(Recorded data)
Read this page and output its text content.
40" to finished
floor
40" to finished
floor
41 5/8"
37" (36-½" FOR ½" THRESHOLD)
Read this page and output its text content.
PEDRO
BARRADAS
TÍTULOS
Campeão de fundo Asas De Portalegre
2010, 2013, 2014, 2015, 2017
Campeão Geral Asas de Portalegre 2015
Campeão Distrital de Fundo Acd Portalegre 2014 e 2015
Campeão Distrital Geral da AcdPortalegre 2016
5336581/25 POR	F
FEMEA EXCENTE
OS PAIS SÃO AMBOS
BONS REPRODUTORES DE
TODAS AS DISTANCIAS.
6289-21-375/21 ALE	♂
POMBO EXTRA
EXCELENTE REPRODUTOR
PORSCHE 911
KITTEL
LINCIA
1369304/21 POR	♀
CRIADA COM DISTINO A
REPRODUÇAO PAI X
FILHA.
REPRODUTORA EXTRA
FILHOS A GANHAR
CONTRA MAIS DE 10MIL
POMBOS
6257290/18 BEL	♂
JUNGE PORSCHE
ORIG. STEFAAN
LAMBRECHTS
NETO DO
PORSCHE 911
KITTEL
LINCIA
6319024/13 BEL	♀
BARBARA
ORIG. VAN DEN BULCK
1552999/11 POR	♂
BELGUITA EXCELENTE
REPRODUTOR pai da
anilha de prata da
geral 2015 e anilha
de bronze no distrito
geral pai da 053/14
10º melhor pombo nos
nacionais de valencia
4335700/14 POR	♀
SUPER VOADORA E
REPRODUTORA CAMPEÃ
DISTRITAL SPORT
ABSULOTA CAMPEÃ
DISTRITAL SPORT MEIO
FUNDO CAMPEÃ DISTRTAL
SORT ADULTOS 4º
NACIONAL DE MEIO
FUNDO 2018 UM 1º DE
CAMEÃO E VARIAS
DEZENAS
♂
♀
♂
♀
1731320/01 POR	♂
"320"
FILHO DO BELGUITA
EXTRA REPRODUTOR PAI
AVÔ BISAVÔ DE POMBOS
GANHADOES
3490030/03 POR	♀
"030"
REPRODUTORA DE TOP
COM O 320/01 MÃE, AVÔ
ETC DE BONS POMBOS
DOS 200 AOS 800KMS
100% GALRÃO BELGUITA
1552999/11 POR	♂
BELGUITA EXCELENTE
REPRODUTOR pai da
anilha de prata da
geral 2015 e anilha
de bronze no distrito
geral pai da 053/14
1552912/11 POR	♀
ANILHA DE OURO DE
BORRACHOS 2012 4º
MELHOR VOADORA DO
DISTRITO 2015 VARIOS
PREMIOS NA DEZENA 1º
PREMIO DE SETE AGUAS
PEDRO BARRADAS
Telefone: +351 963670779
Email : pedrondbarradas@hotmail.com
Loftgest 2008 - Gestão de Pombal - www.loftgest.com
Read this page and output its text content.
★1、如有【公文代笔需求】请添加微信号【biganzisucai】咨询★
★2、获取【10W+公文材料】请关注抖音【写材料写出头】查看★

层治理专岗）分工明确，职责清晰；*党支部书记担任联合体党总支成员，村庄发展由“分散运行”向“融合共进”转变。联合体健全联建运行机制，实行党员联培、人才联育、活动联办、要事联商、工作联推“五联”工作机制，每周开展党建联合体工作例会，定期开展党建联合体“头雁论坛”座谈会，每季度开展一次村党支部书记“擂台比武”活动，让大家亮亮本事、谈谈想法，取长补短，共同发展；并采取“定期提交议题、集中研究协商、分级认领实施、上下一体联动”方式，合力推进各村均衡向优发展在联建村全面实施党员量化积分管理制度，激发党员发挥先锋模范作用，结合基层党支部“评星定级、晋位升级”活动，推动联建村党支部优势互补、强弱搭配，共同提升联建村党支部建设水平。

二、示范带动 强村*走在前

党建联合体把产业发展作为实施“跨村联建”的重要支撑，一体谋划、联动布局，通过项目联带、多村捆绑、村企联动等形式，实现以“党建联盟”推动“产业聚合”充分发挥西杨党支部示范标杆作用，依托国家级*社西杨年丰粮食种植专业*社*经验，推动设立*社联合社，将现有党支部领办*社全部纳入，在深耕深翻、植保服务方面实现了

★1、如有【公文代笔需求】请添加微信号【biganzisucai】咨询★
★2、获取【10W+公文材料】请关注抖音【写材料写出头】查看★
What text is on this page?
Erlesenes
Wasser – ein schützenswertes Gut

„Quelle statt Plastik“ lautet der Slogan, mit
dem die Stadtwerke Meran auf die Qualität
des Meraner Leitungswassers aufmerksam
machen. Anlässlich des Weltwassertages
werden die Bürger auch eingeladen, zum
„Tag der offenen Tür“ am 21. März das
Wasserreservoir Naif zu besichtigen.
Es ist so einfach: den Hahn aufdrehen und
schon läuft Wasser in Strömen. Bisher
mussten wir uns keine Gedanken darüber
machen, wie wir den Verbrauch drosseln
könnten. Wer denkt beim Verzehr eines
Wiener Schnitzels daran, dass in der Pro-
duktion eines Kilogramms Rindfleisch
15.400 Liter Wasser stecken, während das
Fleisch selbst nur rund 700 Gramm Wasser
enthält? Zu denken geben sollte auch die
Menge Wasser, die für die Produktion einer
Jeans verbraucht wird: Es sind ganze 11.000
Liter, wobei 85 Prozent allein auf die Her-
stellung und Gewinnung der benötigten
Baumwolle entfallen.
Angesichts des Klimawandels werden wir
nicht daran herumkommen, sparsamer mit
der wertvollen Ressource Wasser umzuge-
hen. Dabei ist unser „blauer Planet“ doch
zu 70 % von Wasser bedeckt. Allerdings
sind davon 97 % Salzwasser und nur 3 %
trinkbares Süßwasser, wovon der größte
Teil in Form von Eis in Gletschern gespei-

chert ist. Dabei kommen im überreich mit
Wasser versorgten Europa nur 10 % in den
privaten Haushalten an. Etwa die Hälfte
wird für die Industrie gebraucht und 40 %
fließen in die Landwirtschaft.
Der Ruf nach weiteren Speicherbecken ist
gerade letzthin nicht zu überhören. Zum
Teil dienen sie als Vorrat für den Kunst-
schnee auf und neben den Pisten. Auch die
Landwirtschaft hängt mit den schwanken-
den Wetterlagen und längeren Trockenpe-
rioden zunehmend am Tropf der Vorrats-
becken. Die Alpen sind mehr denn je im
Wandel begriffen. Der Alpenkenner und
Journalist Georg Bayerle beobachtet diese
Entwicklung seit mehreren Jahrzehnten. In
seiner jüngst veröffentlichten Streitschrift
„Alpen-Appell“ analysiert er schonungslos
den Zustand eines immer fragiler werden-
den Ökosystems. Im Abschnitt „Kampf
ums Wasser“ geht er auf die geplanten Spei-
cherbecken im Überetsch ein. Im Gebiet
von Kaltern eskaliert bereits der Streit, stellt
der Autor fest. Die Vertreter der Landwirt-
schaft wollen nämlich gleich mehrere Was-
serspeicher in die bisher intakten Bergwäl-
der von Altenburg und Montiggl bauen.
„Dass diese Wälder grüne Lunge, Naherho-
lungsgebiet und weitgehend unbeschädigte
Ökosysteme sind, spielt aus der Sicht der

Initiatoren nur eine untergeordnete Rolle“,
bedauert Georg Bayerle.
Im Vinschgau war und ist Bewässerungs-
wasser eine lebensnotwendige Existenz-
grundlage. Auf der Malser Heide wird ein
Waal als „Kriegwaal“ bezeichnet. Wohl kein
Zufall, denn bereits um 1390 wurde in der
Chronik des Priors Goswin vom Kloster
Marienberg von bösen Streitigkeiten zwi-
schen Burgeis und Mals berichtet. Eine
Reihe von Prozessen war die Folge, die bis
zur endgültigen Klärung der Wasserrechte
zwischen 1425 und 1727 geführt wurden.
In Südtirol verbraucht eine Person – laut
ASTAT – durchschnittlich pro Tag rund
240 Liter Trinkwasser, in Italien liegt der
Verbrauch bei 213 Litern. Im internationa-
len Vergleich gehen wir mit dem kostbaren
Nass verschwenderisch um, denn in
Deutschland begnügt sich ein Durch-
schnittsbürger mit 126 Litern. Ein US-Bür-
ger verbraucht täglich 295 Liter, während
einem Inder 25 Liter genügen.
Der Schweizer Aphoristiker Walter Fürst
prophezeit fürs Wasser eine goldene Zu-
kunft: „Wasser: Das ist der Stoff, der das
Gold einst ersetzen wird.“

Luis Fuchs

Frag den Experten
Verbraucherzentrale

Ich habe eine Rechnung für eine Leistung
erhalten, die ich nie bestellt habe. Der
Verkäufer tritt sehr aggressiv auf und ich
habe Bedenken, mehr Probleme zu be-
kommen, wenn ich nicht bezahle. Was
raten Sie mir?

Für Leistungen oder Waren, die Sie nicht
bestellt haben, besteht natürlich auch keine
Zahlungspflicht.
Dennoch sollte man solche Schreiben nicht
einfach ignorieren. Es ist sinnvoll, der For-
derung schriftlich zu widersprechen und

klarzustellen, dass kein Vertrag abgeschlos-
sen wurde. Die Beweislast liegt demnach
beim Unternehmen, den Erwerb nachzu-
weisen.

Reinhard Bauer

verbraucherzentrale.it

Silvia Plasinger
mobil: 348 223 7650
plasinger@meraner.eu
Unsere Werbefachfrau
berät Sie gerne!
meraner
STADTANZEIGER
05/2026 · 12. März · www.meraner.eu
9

__Task to complete__: Select all lines with the word "REPRODUTORA" from the entries above.

__Correct result__:
REPRODUTORA EXTRA
REPRODUTORA CAMPEÃ
REPRODUTORA DE TOP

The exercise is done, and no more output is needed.